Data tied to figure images
-.-.-
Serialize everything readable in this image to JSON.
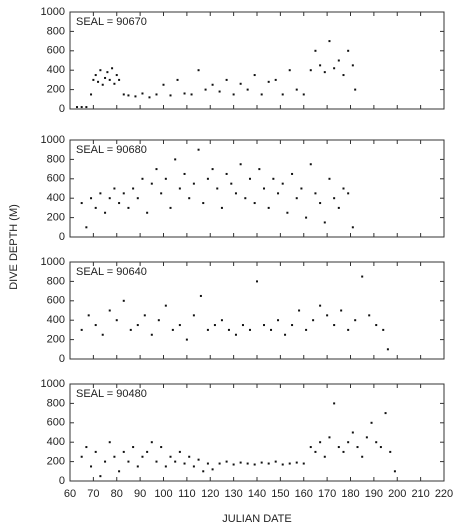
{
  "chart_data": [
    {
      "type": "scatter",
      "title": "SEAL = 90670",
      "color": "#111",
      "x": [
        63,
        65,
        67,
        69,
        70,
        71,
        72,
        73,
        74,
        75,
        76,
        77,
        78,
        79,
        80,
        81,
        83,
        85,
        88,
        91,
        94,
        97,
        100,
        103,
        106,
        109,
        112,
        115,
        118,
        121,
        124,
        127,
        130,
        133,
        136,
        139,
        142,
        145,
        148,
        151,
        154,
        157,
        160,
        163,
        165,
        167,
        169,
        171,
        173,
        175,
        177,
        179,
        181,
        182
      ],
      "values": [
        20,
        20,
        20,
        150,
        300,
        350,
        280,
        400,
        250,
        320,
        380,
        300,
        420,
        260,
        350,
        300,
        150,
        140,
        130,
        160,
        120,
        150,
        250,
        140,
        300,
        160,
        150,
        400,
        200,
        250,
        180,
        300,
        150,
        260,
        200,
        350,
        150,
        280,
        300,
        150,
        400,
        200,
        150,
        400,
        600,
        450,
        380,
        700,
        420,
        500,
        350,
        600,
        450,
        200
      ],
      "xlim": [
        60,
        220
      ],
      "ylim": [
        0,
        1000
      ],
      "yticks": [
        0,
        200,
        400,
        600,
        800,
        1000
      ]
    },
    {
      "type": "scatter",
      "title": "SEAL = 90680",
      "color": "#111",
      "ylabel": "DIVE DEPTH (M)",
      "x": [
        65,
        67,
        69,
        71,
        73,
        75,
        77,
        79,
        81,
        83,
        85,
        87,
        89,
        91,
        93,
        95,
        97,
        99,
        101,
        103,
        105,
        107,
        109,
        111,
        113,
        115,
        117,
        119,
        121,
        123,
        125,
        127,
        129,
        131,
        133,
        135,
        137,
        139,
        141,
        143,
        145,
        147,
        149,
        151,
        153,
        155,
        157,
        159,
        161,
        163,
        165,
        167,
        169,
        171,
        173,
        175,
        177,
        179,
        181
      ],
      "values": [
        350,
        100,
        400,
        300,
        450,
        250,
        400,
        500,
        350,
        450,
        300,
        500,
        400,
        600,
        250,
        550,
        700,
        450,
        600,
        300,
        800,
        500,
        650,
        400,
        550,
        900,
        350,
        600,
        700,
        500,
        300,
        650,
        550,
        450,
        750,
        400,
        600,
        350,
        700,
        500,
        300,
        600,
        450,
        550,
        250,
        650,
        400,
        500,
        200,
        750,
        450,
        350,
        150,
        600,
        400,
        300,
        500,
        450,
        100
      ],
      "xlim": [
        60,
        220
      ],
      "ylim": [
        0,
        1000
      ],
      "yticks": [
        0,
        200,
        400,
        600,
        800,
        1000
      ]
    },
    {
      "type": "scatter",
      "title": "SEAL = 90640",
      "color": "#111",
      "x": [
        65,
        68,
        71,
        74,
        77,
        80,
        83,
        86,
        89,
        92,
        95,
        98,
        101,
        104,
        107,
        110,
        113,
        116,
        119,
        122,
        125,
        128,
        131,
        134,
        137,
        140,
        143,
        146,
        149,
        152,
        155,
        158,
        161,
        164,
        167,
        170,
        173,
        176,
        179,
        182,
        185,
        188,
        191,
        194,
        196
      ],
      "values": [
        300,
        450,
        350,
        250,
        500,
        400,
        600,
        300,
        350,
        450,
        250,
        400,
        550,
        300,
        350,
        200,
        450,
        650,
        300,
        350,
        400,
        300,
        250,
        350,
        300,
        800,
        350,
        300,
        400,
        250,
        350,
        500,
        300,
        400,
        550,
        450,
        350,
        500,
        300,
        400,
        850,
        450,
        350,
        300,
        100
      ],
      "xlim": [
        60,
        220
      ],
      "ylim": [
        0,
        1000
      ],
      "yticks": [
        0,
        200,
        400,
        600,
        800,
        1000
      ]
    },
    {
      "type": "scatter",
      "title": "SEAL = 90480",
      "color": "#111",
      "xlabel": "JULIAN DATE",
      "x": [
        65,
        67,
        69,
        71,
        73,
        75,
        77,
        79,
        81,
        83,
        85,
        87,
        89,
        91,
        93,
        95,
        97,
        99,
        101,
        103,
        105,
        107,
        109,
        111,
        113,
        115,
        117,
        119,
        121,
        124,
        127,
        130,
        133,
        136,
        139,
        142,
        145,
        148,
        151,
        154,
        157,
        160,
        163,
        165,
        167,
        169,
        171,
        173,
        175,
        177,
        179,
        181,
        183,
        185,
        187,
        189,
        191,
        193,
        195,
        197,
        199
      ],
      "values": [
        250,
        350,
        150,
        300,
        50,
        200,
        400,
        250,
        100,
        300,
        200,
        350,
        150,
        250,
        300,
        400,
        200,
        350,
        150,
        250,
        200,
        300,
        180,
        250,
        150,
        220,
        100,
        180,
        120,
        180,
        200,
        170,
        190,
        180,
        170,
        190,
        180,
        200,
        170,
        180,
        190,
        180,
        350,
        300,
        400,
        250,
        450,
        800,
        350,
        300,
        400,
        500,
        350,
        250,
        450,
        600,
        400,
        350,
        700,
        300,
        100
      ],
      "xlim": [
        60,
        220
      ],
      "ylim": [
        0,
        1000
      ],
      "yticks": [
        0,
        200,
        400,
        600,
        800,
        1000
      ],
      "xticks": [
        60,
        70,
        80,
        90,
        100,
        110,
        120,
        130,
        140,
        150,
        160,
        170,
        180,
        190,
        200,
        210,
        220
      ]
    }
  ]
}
-.-.-
- [Task brief] Skip the pictures, then retype every line above exactly.

- [Written answer]
Serialize everything readable in this image to JSON.
{
  "chart_data": [
    {
      "type": "scatter",
      "title": "SEAL = 90670",
      "color": "#111",
      "x": [
        63,
        65,
        67,
        69,
        70,
        71,
        72,
        73,
        74,
        75,
        76,
        77,
        78,
        79,
        80,
        81,
        83,
        85,
        88,
        91,
        94,
        97,
        100,
        103,
        106,
        109,
        112,
        115,
        118,
        121,
        124,
        127,
        130,
        133,
        136,
        139,
        142,
        145,
        148,
        151,
        154,
        157,
        160,
        163,
        165,
        167,
        169,
        171,
        173,
        175,
        177,
        179,
        181,
        182
      ],
      "values": [
        20,
        20,
        20,
        150,
        300,
        350,
        280,
        400,
        250,
        320,
        380,
        300,
        420,
        260,
        350,
        300,
        150,
        140,
        130,
        160,
        120,
        150,
        250,
        140,
        300,
        160,
        150,
        400,
        200,
        250,
        180,
        300,
        150,
        260,
        200,
        350,
        150,
        280,
        300,
        150,
        400,
        200,
        150,
        400,
        600,
        450,
        380,
        700,
        420,
        500,
        350,
        600,
        450,
        200
      ],
      "xlim": [
        60,
        220
      ],
      "ylim": [
        0,
        1000
      ],
      "yticks": [
        0,
        200,
        400,
        600,
        800,
        1000
      ]
    },
    {
      "type": "scatter",
      "title": "SEAL = 90680",
      "color": "#111",
      "ylabel": "DIVE DEPTH (M)",
      "x": [
        65,
        67,
        69,
        71,
        73,
        75,
        77,
        79,
        81,
        83,
        85,
        87,
        89,
        91,
        93,
        95,
        97,
        99,
        101,
        103,
        105,
        107,
        109,
        111,
        113,
        115,
        117,
        119,
        121,
        123,
        125,
        127,
        129,
        131,
        133,
        135,
        137,
        139,
        141,
        143,
        145,
        147,
        149,
        151,
        153,
        155,
        157,
        159,
        161,
        163,
        165,
        167,
        169,
        171,
        173,
        175,
        177,
        179,
        181
      ],
      "values": [
        350,
        100,
        400,
        300,
        450,
        250,
        400,
        500,
        350,
        450,
        300,
        500,
        400,
        600,
        250,
        550,
        700,
        450,
        600,
        300,
        800,
        500,
        650,
        400,
        550,
        900,
        350,
        600,
        700,
        500,
        300,
        650,
        550,
        450,
        750,
        400,
        600,
        350,
        700,
        500,
        300,
        600,
        450,
        550,
        250,
        650,
        400,
        500,
        200,
        750,
        450,
        350,
        150,
        600,
        400,
        300,
        500,
        450,
        100
      ],
      "xlim": [
        60,
        220
      ],
      "ylim": [
        0,
        1000
      ],
      "yticks": [
        0,
        200,
        400,
        600,
        800,
        1000
      ]
    },
    {
      "type": "scatter",
      "title": "SEAL = 90640",
      "color": "#111",
      "x": [
        65,
        68,
        71,
        74,
        77,
        80,
        83,
        86,
        89,
        92,
        95,
        98,
        101,
        104,
        107,
        110,
        113,
        116,
        119,
        122,
        125,
        128,
        131,
        134,
        137,
        140,
        143,
        146,
        149,
        152,
        155,
        158,
        161,
        164,
        167,
        170,
        173,
        176,
        179,
        182,
        185,
        188,
        191,
        194,
        196
      ],
      "values": [
        300,
        450,
        350,
        250,
        500,
        400,
        600,
        300,
        350,
        450,
        250,
        400,
        550,
        300,
        350,
        200,
        450,
        650,
        300,
        350,
        400,
        300,
        250,
        350,
        300,
        800,
        350,
        300,
        400,
        250,
        350,
        500,
        300,
        400,
        550,
        450,
        350,
        500,
        300,
        400,
        850,
        450,
        350,
        300,
        100
      ],
      "xlim": [
        60,
        220
      ],
      "ylim": [
        0,
        1000
      ],
      "yticks": [
        0,
        200,
        400,
        600,
        800,
        1000
      ]
    },
    {
      "type": "scatter",
      "title": "SEAL = 90480",
      "color": "#111",
      "xlabel": "JULIAN DATE",
      "x": [
        65,
        67,
        69,
        71,
        73,
        75,
        77,
        79,
        81,
        83,
        85,
        87,
        89,
        91,
        93,
        95,
        97,
        99,
        101,
        103,
        105,
        107,
        109,
        111,
        113,
        115,
        117,
        119,
        121,
        124,
        127,
        130,
        133,
        136,
        139,
        142,
        145,
        148,
        151,
        154,
        157,
        160,
        163,
        165,
        167,
        169,
        171,
        173,
        175,
        177,
        179,
        181,
        183,
        185,
        187,
        189,
        191,
        193,
        195,
        197,
        199
      ],
      "values": [
        250,
        350,
        150,
        300,
        50,
        200,
        400,
        250,
        100,
        300,
        200,
        350,
        150,
        250,
        300,
        400,
        200,
        350,
        150,
        250,
        200,
        300,
        180,
        250,
        150,
        220,
        100,
        180,
        120,
        180,
        200,
        170,
        190,
        180,
        170,
        190,
        180,
        200,
        170,
        180,
        190,
        180,
        350,
        300,
        400,
        250,
        450,
        800,
        350,
        300,
        400,
        500,
        350,
        250,
        450,
        600,
        400,
        350,
        700,
        300,
        100
      ],
      "xlim": [
        60,
        220
      ],
      "ylim": [
        0,
        1000
      ],
      "yticks": [
        0,
        200,
        400,
        600,
        800,
        1000
      ],
      "xticks": [
        60,
        70,
        80,
        90,
        100,
        110,
        120,
        130,
        140,
        150,
        160,
        170,
        180,
        190,
        200,
        210,
        220
      ]
    }
  ]
}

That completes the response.